## Dataset extract
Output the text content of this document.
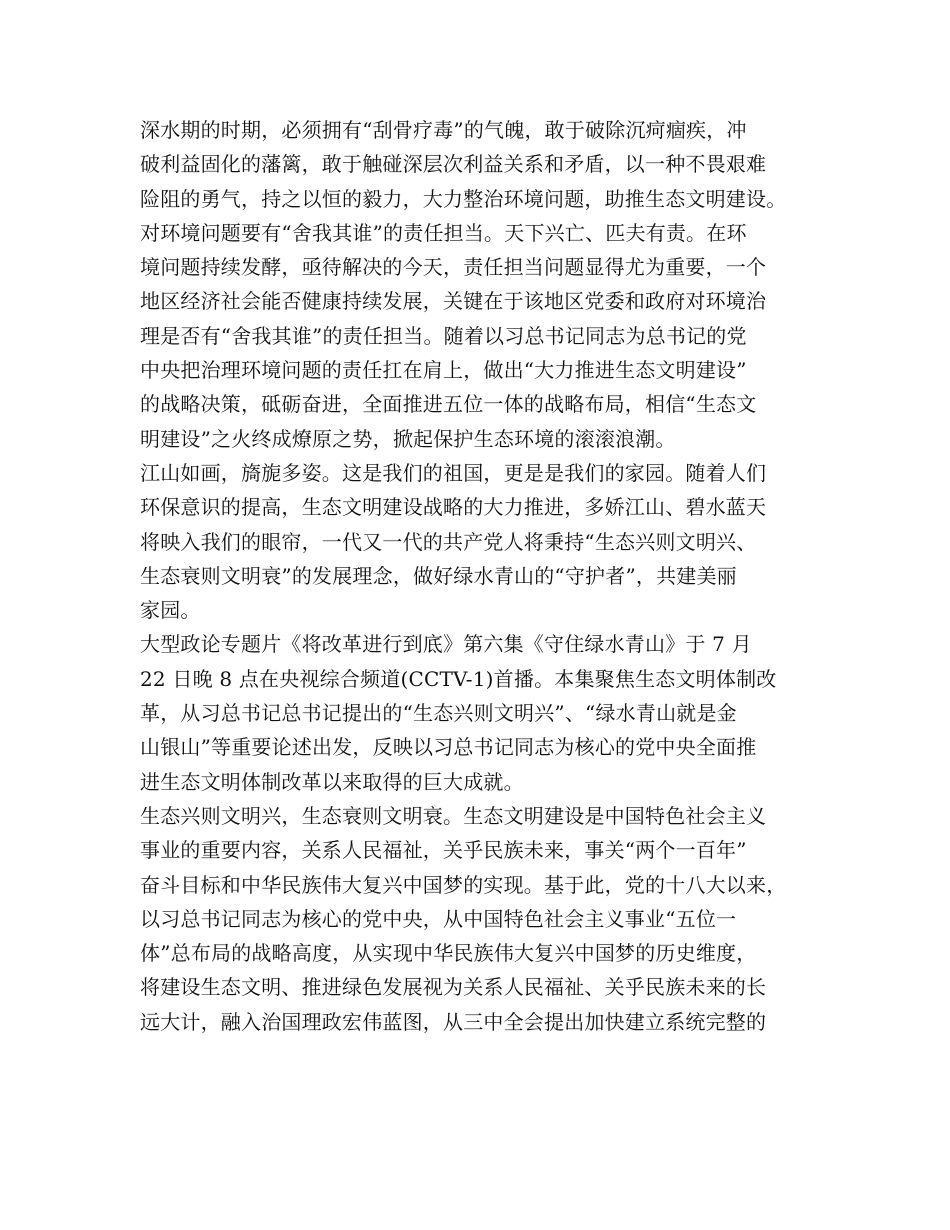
深水期的时期，必须拥有“刮骨疗毒”的气魄，敢于破除沉疴痼疾，冲
破利益固化的藩篱，敢于触碰深层次利益关系和矛盾，以一种不畏艰难
险阻的勇气，持之以恒的毅力，大力整治环境问题，助推生态文明建设。
对环境问题要有“舍我其谁”的责任担当。天下兴亡、匹夫有责。在环
境问题持续发酵，亟待解决的今天，责任担当问题显得尤为重要，一个
地区经济社会能否健康持续发展，关键在于该地区党委和政府对环境治
理是否有“舍我其谁”的责任担当。随着以习总书记同志为总书记的党
中央把治理环境问题的责任扛在肩上，做出“大力推进生态文明建设”
的战略决策，砥砺奋进，全面推进五位一体的战略布局，相信“生态文
明建设”之火终成燎原之势，掀起保护生态环境的滚滚浪潮。
江山如画，旖旎多姿。这是我们的祖国，更是是我们的家园。随着人们
环保意识的提高，生态文明建设战略的大力推进，多娇江山、碧水蓝天
将映入我们的眼帘，一代又一代的共产党人将秉持“生态兴则文明兴、
生态衰则文明衰”的发展理念，做好绿水青山的“守护者”，共建美丽
家园。
大型政论专题片《将改革进行到底》第六集《守住绿水青山》于 7 月
22 日晚 8 点在央视综合频道(CCTV-1)首播。本集聚焦生态文明体制改
革，从习总书记总书记提出的“生态兴则文明兴”、“绿水青山就是金
山银山”等重要论述出发，反映以习总书记同志为核心的党中央全面推
进生态文明体制改革以来取得的巨大成就。
生态兴则文明兴，生态衰则文明衰。生态文明建设是中国特色社会主义
事业的重要内容，关系人民福祉，关乎民族未来，事关“两个一百年”
奋斗目标和中华民族伟大复兴中国梦的实现。基于此，党的十八大以来，
以习总书记同志为核心的党中央，从中国特色社会主义事业“五位一
体”总布局的战略高度，从实现中华民族伟大复兴中国梦的历史维度，
将建设生态文明、推进绿色发展视为关系人民福祉、关乎民族未来的长
远大计，融入治国理政宏伟蓝图，从三中全会提出加快建立系统完整的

## Stated problem
Quote every record above exactly, omitting any pictures they contain.

## Task result
Output the text content of this document.
深水期的时期，必须拥有“刮骨疗毒”的气魄，敢于破除沉疴痼疾，冲
破利益固化的藩篱，敢于触碰深层次利益关系和矛盾，以一种不畏艰难
险阻的勇气，持之以恒的毅力，大力整治环境问题，助推生态文明建设。
对环境问题要有“舍我其谁”的责任担当。天下兴亡、匹夫有责。在环
境问题持续发酵，亟待解决的今天，责任担当问题显得尤为重要，一个
地区经济社会能否健康持续发展，关键在于该地区党委和政府对环境治
理是否有“舍我其谁”的责任担当。随着以习总书记同志为总书记的党
中央把治理环境问题的责任扛在肩上，做出“大力推进生态文明建设”
的战略决策，砥砺奋进，全面推进五位一体的战略布局，相信“生态文
明建设”之火终成燎原之势，掀起保护生态环境的滚滚浪潮。
江山如画，旖旎多姿。这是我们的祖国，更是是我们的家园。随着人们
环保意识的提高，生态文明建设战略的大力推进，多娇江山、碧水蓝天
将映入我们的眼帘，一代又一代的共产党人将秉持“生态兴则文明兴、
生态衰则文明衰”的发展理念，做好绿水青山的“守护者”，共建美丽
家园。
大型政论专题片《将改革进行到底》第六集《守住绿水青山》于 7 月
22 日晚 8 点在央视综合频道(CCTV-1)首播。本集聚焦生态文明体制改
革，从习总书记总书记提出的“生态兴则文明兴”、“绿水青山就是金
山银山”等重要论述出发，反映以习总书记同志为核心的党中央全面推
进生态文明体制改革以来取得的巨大成就。
生态兴则文明兴，生态衰则文明衰。生态文明建设是中国特色社会主义
事业的重要内容，关系人民福祉，关乎民族未来，事关“两个一百年”
奋斗目标和中华民族伟大复兴中国梦的实现。基于此，党的十八大以来，
以习总书记同志为核心的党中央，从中国特色社会主义事业“五位一
体”总布局的战略高度，从实现中华民族伟大复兴中国梦的历史维度，
将建设生态文明、推进绿色发展视为关系人民福祉、关乎民族未来的长
远大计，融入治国理政宏伟蓝图，从三中全会提出加快建立系统完整的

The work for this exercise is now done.